[WHAT IS EXPECTED]
Rewrite the listing from its start through the line containing "web-search-result[interactable]: техни - См.", changing "interactable" to "clickable" and keeping everything else the same.

[EXTRACTED INFORMATION]
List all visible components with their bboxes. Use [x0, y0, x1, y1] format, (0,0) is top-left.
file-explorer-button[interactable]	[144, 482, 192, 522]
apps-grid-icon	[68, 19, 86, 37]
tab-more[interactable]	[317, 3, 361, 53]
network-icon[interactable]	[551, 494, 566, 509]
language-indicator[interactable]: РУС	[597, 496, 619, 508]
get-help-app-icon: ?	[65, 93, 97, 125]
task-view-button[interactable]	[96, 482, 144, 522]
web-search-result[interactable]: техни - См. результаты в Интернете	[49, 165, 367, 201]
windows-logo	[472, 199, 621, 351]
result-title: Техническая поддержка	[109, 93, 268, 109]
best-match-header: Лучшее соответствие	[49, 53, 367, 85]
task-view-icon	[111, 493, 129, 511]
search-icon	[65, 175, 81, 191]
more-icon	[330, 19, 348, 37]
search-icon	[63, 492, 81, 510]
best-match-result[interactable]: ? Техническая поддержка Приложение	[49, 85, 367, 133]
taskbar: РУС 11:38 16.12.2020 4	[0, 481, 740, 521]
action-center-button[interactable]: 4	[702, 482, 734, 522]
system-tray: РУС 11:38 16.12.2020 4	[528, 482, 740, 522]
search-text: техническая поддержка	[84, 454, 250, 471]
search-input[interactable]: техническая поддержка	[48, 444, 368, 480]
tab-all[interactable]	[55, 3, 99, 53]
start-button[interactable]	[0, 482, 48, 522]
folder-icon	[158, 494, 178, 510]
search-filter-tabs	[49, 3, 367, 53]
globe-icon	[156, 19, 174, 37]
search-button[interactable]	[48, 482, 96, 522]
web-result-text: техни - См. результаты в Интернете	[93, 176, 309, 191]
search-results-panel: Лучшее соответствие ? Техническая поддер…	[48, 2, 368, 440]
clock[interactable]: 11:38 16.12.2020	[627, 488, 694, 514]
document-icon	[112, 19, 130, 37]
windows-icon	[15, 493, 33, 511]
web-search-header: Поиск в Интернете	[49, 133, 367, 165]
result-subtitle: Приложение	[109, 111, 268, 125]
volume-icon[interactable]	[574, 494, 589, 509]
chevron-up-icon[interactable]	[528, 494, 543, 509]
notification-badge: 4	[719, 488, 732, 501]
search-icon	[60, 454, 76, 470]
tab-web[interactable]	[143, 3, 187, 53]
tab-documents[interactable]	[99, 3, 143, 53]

[ANSWER TO THIS TASK]
List all visible components with their bboxes. Use [x0, y0, x1, y1] format, (0,0) is top-left.
file-explorer-button[clickable]	[144, 482, 192, 522]
apps-grid-icon	[68, 19, 86, 37]
tab-more[clickable]	[317, 3, 361, 53]
network-icon[clickable]	[551, 494, 566, 509]
language-indicator[clickable]: РУС	[597, 496, 619, 508]
get-help-app-icon: ?	[65, 93, 97, 125]
task-view-button[clickable]	[96, 482, 144, 522]
web-search-result[clickable]: техни - См. результаты в Интернете	[49, 165, 367, 201]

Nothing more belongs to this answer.